■ Exercise ■
Search the data below for the word "kaupungin" and copy each line that holds it.

■ Input rows ■
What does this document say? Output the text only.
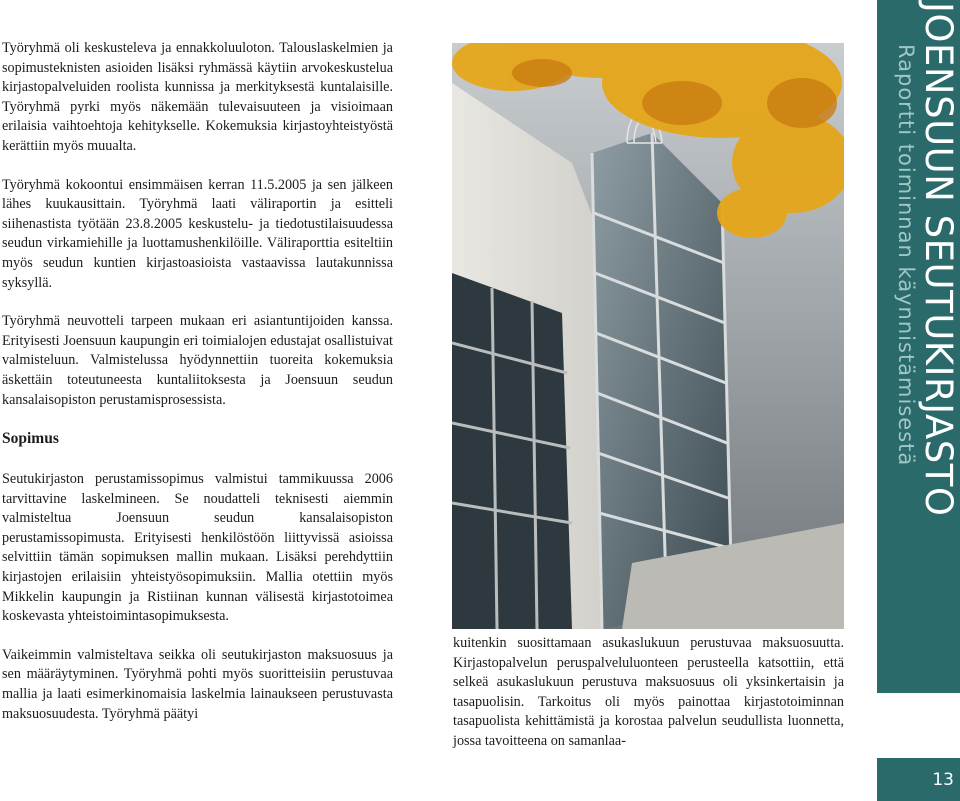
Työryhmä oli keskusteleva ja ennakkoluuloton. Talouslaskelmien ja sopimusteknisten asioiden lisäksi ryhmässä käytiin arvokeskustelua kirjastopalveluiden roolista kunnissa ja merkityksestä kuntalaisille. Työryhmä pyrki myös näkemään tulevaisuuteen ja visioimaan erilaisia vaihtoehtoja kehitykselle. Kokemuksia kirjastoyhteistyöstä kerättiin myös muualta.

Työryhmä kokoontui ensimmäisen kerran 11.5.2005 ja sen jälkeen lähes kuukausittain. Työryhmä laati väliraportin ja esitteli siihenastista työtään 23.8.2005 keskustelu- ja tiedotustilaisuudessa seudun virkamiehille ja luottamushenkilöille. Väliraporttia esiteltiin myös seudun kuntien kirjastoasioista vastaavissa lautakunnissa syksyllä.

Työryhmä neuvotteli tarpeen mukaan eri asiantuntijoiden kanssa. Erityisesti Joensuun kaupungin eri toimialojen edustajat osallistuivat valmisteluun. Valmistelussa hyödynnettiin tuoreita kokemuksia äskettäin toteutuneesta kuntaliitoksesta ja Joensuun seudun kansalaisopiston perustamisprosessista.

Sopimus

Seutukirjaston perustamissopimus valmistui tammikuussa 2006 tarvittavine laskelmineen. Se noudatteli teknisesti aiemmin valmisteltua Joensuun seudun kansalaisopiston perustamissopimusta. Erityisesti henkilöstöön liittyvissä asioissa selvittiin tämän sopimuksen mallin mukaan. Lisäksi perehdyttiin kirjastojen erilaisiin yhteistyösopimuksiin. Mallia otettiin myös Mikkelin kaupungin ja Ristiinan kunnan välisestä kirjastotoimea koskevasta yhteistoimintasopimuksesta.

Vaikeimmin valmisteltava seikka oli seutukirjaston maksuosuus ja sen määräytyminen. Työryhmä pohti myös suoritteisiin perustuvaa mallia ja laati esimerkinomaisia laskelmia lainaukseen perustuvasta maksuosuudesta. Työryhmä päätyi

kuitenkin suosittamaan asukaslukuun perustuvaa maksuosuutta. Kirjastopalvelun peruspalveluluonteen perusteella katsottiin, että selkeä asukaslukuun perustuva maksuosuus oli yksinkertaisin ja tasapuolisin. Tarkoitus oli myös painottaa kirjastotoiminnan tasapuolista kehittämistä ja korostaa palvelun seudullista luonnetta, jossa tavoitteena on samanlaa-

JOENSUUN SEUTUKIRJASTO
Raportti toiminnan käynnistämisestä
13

■ Task answer ■
Työryhmä neuvotteli tarpeen mukaan eri asiantuntijoiden kanssa. Erityisesti Joensuun kaupungin eri toimialojen edustajat osallistuivat valmisteluun. Valmistelussa hyödynnettiin tuoreita kokemuksia äskettäin toteutuneesta kuntaliitoksesta ja Joensuun seudun kansalaisopiston perustamisprosessista.
Seutukirjaston perustamissopimus valmistui tammikuussa 2006 tarvittavine laskelmineen. Se noudatteli teknisesti aiemmin valmisteltua Joensuun seudun kansalaisopiston perustamissopimusta. Erityisesti henkilöstöön liittyvissä asioissa selvittiin tämän sopimuksen mallin mukaan. Lisäksi perehdyttiin kirjastojen erilaisiin yhteistyösopimuksiin. Mallia otettiin myös Mikkelin kaupungin ja Ristiinan kunnan välisestä kirjastotoimea koskevasta yhteistoimintasopimuksesta.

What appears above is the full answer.